From the line containing "Extract all readable text from this page." to the end of the listing, write out every line exactly; leave out everything else.

━━ ENTRIES PROVIDED

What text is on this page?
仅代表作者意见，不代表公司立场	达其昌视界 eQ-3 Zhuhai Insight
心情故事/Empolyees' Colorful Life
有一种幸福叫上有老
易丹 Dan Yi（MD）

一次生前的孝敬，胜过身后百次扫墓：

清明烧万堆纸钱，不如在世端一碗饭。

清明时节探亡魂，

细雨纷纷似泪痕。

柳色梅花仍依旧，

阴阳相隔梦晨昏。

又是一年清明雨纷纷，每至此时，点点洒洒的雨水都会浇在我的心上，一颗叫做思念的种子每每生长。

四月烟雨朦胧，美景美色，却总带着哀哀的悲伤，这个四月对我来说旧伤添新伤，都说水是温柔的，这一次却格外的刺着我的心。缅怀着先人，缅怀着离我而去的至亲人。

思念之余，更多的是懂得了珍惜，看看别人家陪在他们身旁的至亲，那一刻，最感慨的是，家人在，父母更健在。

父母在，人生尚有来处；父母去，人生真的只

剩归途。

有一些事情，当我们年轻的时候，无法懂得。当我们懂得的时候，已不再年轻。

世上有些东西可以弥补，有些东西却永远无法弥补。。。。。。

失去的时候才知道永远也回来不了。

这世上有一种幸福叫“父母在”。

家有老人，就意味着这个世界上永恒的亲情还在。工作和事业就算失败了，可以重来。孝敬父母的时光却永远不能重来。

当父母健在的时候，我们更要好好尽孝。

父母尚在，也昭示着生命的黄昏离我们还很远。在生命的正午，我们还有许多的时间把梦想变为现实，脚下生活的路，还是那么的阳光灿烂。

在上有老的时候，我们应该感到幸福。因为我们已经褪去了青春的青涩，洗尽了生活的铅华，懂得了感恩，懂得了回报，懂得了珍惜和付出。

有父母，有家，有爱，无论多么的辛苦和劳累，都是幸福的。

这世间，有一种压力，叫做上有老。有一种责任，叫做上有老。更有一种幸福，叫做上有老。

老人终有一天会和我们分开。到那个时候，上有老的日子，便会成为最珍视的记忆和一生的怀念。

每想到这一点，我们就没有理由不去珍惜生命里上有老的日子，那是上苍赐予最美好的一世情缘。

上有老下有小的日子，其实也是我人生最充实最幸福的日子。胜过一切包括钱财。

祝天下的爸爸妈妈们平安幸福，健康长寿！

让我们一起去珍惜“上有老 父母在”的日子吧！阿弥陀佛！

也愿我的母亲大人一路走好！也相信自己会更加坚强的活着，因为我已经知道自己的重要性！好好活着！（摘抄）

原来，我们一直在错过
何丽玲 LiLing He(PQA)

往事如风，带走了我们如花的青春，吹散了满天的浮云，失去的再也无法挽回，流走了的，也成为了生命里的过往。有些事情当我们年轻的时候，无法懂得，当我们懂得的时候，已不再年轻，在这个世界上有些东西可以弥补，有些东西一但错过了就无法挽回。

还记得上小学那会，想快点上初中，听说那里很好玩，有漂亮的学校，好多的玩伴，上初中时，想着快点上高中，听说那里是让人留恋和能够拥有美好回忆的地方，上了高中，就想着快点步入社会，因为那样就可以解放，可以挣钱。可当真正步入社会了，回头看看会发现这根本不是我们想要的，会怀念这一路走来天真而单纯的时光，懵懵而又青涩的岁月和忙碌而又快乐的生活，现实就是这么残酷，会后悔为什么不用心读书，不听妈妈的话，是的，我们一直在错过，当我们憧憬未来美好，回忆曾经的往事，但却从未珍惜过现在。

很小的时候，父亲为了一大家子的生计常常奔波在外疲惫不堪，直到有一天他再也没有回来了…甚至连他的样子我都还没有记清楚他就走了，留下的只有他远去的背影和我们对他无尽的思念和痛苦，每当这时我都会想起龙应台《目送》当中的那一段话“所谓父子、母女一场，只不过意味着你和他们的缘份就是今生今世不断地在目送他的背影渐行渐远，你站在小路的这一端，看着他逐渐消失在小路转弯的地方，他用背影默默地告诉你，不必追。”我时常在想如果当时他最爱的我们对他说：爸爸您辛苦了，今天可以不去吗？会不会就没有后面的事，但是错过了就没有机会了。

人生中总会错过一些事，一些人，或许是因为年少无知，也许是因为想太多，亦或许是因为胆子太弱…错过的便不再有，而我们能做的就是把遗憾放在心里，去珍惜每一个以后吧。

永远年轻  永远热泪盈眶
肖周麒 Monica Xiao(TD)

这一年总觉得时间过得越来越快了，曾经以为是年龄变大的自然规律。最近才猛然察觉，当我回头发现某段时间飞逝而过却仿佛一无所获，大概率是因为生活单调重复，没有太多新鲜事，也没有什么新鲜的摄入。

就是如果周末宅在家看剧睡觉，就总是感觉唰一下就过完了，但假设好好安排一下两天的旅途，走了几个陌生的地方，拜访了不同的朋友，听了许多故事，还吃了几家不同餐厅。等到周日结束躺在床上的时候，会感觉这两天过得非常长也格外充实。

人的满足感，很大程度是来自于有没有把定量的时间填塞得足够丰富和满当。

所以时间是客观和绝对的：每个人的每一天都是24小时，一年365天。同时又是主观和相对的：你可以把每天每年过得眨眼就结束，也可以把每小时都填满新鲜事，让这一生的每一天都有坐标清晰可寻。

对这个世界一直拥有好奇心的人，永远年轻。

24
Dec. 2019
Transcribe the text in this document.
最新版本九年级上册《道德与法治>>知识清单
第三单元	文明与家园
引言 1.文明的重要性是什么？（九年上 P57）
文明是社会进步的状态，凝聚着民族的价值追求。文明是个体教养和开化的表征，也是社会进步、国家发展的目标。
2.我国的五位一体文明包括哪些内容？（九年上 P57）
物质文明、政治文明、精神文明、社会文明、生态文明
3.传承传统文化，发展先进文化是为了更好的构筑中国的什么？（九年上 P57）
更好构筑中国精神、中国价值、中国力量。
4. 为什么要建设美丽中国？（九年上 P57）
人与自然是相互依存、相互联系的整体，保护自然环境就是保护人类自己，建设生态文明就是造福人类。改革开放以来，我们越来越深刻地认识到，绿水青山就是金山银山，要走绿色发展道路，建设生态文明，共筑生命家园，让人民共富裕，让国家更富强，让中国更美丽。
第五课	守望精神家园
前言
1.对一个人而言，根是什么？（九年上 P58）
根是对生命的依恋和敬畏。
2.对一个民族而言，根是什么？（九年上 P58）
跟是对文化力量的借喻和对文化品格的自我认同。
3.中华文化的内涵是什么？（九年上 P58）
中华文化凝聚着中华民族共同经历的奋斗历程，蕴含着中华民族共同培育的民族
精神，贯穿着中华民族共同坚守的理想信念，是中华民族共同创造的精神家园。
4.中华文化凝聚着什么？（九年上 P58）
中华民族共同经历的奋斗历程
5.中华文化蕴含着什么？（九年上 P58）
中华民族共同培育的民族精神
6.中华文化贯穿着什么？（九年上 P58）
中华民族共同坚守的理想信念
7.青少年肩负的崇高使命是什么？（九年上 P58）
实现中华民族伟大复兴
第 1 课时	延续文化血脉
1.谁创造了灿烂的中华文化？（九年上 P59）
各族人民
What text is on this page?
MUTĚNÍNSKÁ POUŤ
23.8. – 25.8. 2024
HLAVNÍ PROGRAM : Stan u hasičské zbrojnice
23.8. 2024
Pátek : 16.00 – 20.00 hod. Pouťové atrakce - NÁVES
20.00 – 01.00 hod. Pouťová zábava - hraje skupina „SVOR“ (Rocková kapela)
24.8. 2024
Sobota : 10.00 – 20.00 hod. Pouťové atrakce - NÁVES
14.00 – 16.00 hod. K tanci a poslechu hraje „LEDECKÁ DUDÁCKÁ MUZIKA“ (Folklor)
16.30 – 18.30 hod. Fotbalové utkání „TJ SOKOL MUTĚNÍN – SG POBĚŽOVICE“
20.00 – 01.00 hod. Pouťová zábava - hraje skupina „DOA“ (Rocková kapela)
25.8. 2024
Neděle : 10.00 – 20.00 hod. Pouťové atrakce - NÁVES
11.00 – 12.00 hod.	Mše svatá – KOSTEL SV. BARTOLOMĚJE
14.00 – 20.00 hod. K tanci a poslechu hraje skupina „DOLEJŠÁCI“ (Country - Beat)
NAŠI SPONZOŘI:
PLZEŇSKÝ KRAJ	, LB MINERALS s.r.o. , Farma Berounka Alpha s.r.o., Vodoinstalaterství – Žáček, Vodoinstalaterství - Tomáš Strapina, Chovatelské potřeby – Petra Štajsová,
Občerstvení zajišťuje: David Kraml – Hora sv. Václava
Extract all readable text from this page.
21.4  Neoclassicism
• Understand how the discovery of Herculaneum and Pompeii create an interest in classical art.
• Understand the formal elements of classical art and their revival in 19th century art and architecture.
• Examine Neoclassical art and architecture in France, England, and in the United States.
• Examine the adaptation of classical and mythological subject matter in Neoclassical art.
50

━━━━

ANSWER FOR THIS EXERCISE —
Extract all readable text from this page.
21.4  Neoclassicism
• Understand how the discovery of Herculaneum and Pompeii create an interest in classical art.
• Understand the formal elements of classical art and their revival in 19th century art and architecture.
• Examine Neoclassical art and architecture in France, England, and in the United States.
• Examine the adaptation of classical and mythological subject matter in Neoclassical art.
50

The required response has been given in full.